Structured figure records
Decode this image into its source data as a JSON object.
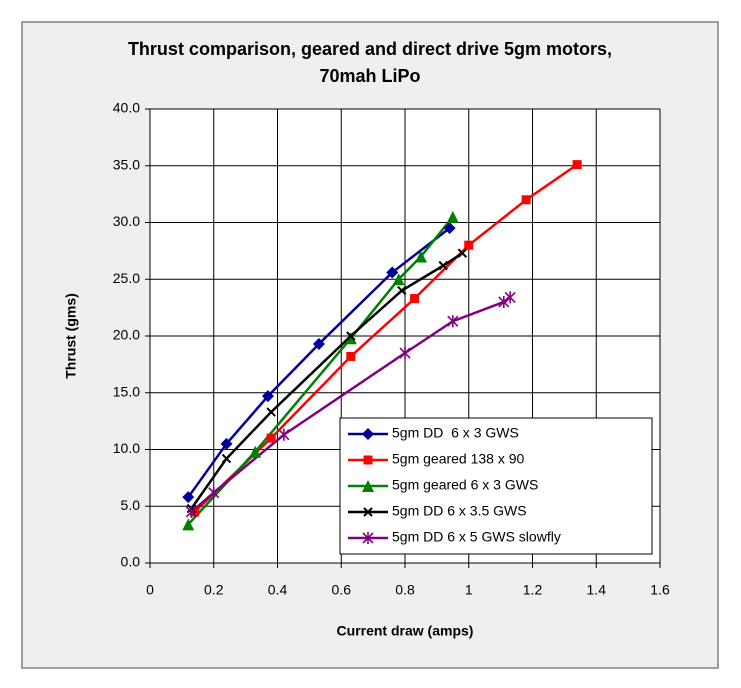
{
  "chart_data": {
    "type": "line",
    "title": "Thrust comparison, geared and direct drive 5gm motors, 70mah LiPo",
    "x_label": "Current draw (amps)",
    "y_label": "Thrust (gms)",
    "xlim": [
      0,
      1.6
    ],
    "xticks": [
      0,
      0.2,
      0.4,
      0.6,
      0.8,
      1,
      1.2,
      1.4,
      1.6
    ],
    "ylim": [
      0,
      40
    ],
    "yticks": [
      {
        "value": 0,
        "label": "0.0"
      },
      {
        "value": 5,
        "label": "5.0"
      },
      {
        "value": 10,
        "label": "10.0"
      },
      {
        "value": 15,
        "label": "15.0"
      },
      {
        "value": 20,
        "label": "20.0"
      },
      {
        "value": 25,
        "label": "25.0"
      },
      {
        "value": 30,
        "label": "30.0"
      },
      {
        "value": 35,
        "label": "35.0"
      },
      {
        "value": 40,
        "label": "40.0"
      }
    ],
    "grid": true,
    "legend": "lower right",
    "series": [
      {
        "name": "5gm DD  6 x 3 GWS",
        "color": "#000099",
        "marker": "diamond",
        "x": [
          0.12,
          0.24,
          0.37,
          0.53,
          0.76,
          0.94
        ],
        "values": [
          5.8,
          10.5,
          14.7,
          19.3,
          25.6,
          29.5
        ]
      },
      {
        "name": "5gm geared 138 x 90",
        "color": "#ff0000",
        "marker": "square",
        "x": [
          0.14,
          0.38,
          0.63,
          0.83,
          1.0,
          1.18,
          1.34
        ],
        "values": [
          4.5,
          11.0,
          18.2,
          23.3,
          28.0,
          32.0,
          35.1
        ]
      },
      {
        "name": "5gm geared 6 x 3 GWS",
        "color": "#008000",
        "marker": "triangle",
        "x": [
          0.12,
          0.33,
          0.63,
          0.78,
          0.85,
          0.95
        ],
        "values": [
          3.4,
          9.8,
          19.8,
          25.0,
          27.0,
          30.5
        ]
      },
      {
        "name": "5gm DD 6 x 3.5 GWS",
        "color": "#000000",
        "marker": "x",
        "x": [
          0.13,
          0.24,
          0.38,
          0.63,
          0.79,
          0.92,
          0.98
        ],
        "values": [
          4.8,
          9.2,
          13.3,
          20.0,
          24.0,
          26.2,
          27.3
        ]
      },
      {
        "name": "5gm DD 6 x 5 GWS slowfly",
        "color": "#800080",
        "marker": "star",
        "x": [
          0.13,
          0.2,
          0.42,
          0.8,
          0.95,
          1.11,
          1.13
        ],
        "values": [
          4.5,
          6.2,
          11.3,
          18.5,
          21.3,
          23.0,
          23.4
        ]
      }
    ]
  }
}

▸ EXERCISE INSTRUCTIONS: Leave out the pictures and give the rest of the records again exactly.

▸ RESPONSE BELOW:
Decode this image into its source data as a JSON object.
{
  "chart_data": {
    "type": "line",
    "title": "Thrust comparison, geared and direct drive 5gm motors, 70mah LiPo",
    "x_label": "Current draw (amps)",
    "y_label": "Thrust (gms)",
    "xlim": [
      0,
      1.6
    ],
    "xticks": [
      0,
      0.2,
      0.4,
      0.6,
      0.8,
      1,
      1.2,
      1.4,
      1.6
    ],
    "ylim": [
      0,
      40
    ],
    "yticks": [
      {
        "value": 0,
        "label": "0.0"
      },
      {
        "value": 5,
        "label": "5.0"
      },
      {
        "value": 10,
        "label": "10.0"
      },
      {
        "value": 15,
        "label": "15.0"
      },
      {
        "value": 20,
        "label": "20.0"
      },
      {
        "value": 25,
        "label": "25.0"
      },
      {
        "value": 30,
        "label": "30.0"
      },
      {
        "value": 35,
        "label": "35.0"
      },
      {
        "value": 40,
        "label": "40.0"
      }
    ],
    "grid": true,
    "legend": "lower right",
    "series": [
      {
        "name": "5gm DD  6 x 3 GWS",
        "color": "#000099",
        "marker": "diamond",
        "x": [
          0.12,
          0.24,
          0.37,
          0.53,
          0.76,
          0.94
        ],
        "values": [
          5.8,
          10.5,
          14.7,
          19.3,
          25.6,
          29.5
        ]
      },
      {
        "name": "5gm geared 138 x 90",
        "color": "#ff0000",
        "marker": "square",
        "x": [
          0.14,
          0.38,
          0.63,
          0.83,
          1.0,
          1.18,
          1.34
        ],
        "values": [
          4.5,
          11.0,
          18.2,
          23.3,
          28.0,
          32.0,
          35.1
        ]
      },
      {
        "name": "5gm geared 6 x 3 GWS",
        "color": "#008000",
        "marker": "triangle",
        "x": [
          0.12,
          0.33,
          0.63,
          0.78,
          0.85,
          0.95
        ],
        "values": [
          3.4,
          9.8,
          19.8,
          25.0,
          27.0,
          30.5
        ]
      },
      {
        "name": "5gm DD 6 x 3.5 GWS",
        "color": "#000000",
        "marker": "x",
        "x": [
          0.13,
          0.24,
          0.38,
          0.63,
          0.79,
          0.92,
          0.98
        ],
        "values": [
          4.8,
          9.2,
          13.3,
          20.0,
          24.0,
          26.2,
          27.3
        ]
      },
      {
        "name": "5gm DD 6 x 5 GWS slowfly",
        "color": "#800080",
        "marker": "star",
        "x": [
          0.13,
          0.2,
          0.42,
          0.8,
          0.95,
          1.11,
          1.13
        ],
        "values": [
          4.5,
          6.2,
          11.3,
          18.5,
          21.3,
          23.0,
          23.4
        ]
      }
    ]
  }
}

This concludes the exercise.